Required work: Copy the data that follows exactly. Include no pictures.

-------

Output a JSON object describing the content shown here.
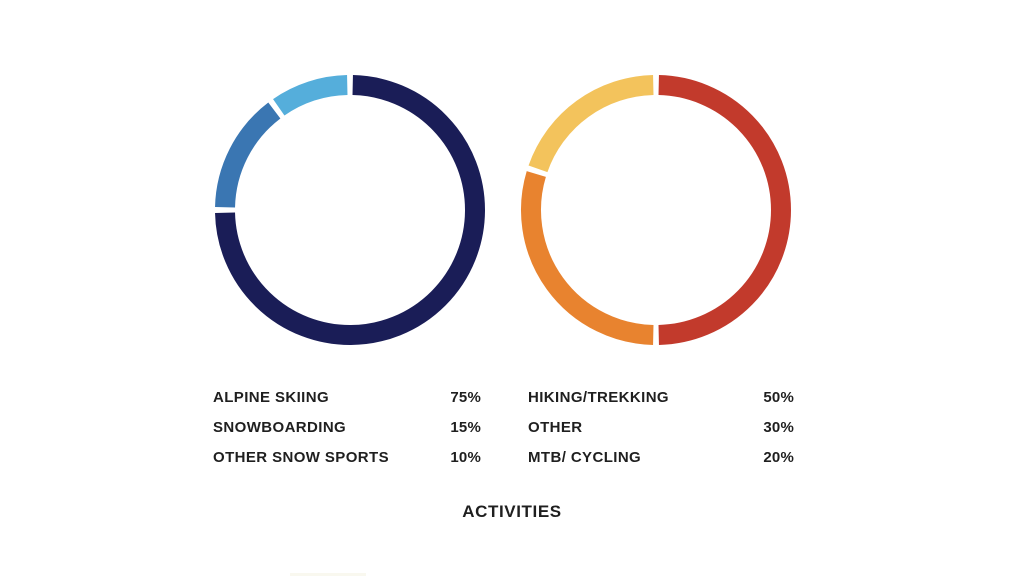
{
  "title": "ACTIVITIES",
  "chart_data": [
    {
      "type": "pie",
      "name": "snow-activities-donut",
      "donut": true,
      "start_angle_deg": 0,
      "direction": "clockwise",
      "categories": [
        "ALPINE SKIING",
        "SNOWBOARDING",
        "OTHER SNOW SPORTS"
      ],
      "values": [
        75,
        15,
        10
      ],
      "value_labels": [
        "75%",
        "15%",
        "10%"
      ],
      "colors": [
        "#1a1d57",
        "#3a76b2",
        "#55aedb"
      ]
    },
    {
      "type": "pie",
      "name": "summer-activities-donut",
      "donut": true,
      "start_angle_deg": 0,
      "direction": "clockwise",
      "categories": [
        "HIKING/TREKKING",
        "OTHER",
        "MTB/ CYCLING"
      ],
      "values": [
        50,
        30,
        20
      ],
      "value_labels": [
        "50%",
        "30%",
        "20%"
      ],
      "colors": [
        "#c23a2c",
        "#e8832f",
        "#f3c35c"
      ]
    }
  ]
}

-------

Written solution:
Output a JSON object describing the content shown here.
{
  "title": "ACTIVITIES",
  "chart_data": [
    {
      "type": "pie",
      "name": "snow-activities-donut",
      "donut": true,
      "start_angle_deg": 0,
      "direction": "clockwise",
      "categories": [
        "ALPINE SKIING",
        "SNOWBOARDING",
        "OTHER SNOW SPORTS"
      ],
      "values": [
        75,
        15,
        10
      ],
      "value_labels": [
        "75%",
        "15%",
        "10%"
      ],
      "colors": [
        "#1a1d57",
        "#3a76b2",
        "#55aedb"
      ]
    },
    {
      "type": "pie",
      "name": "summer-activities-donut",
      "donut": true,
      "start_angle_deg": 0,
      "direction": "clockwise",
      "categories": [
        "HIKING/TREKKING",
        "OTHER",
        "MTB/ CYCLING"
      ],
      "values": [
        50,
        30,
        20
      ],
      "value_labels": [
        "50%",
        "30%",
        "20%"
      ],
      "colors": [
        "#c23a2c",
        "#e8832f",
        "#f3c35c"
      ]
    }
  ]
}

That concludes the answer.